Sir, So why is the part that is not illuminated is to be considered??? Considering it is equivalent to say that the back(dark) part of the earth's shape (now hemisphere) where there is no light falling upon, effects the intensity on the front(bright) side . And how can the back surface structure effect, the intensity at the front.
When we divide by 4, we're getting an AVERAGE value for every point on Earth. This average is useful, because every point on Earth passes through light and dark times. When looking at climate models, temperature, global warming at a particular point, etc., the average turns out to be very useful. (For those climate models, it would be incorrect to assume that the Sun shines continuously on any single point.)
So, the surface temperature isn't part of this calculation, which means that value wouldn't help us when adjusting the calculation for Venus. (Actually, this calculation is the beginning steps in a larger procedure for predicting Earth's surface temperature.) To adjust the calculation for Venus, we would want to start out with the distance from Venus to the Sun, and the other fact we'd need is the average albedo of Venus. If we know the insolation, then we could short-cut most of the calculation and jump to the later parts of the calculation.
At 1:39 why you took the area of the circle. You should take the area of the 3d sphere because energy is spreading in all directions not only in a 2d plane.
The earth receives 1,360 W per meter squared because every square meter of solar luminosity at one AU receives 1,360 W per meter squared. This is due to the inverse square law. You reduce this to about 1,060 W per meter squared due to the reflectivity and absorption of energy in the atmosphere. If you wanted to calculate the energy total hitting earth at one time, you would use pi times the radius of earth squared. This would give you 2.72x10^16 W or about 27,000 terawatts (not accounting for atmospheric absorption/reflection)

Information shown:
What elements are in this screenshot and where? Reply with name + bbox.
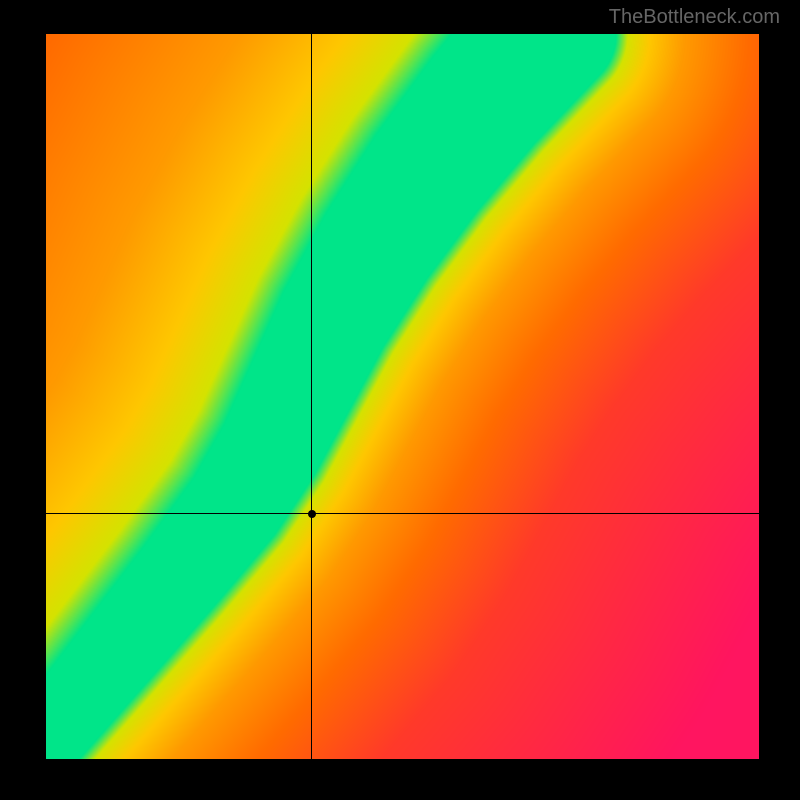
crosshair-marker	[308, 510, 316, 518]
crosshair-horizontal	[46, 513, 759, 514]
watermark-text: TheBottleneck.com	[609, 6, 780, 29]
heatmap-canvas	[46, 34, 759, 759]
crosshair-vertical	[311, 34, 312, 759]
plot-frame	[46, 34, 759, 759]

The exercise:
Answer these from the solar-energy forum extract:
1. What does dividing by 4 give for every point on Earth?
2. Which two facts does the extract name as needed to adjust the calculation for Venus?
3. To about what value is 1,360 W per meter squared reduced, and for what reason?

Answer to this problem:
1. An average value.
2. The distance from Venus to the Sun and the average albedo of Venus.
3. To about 1,060 W per meter squared, because of the reflectivity and absorption of energy in the atmosphere.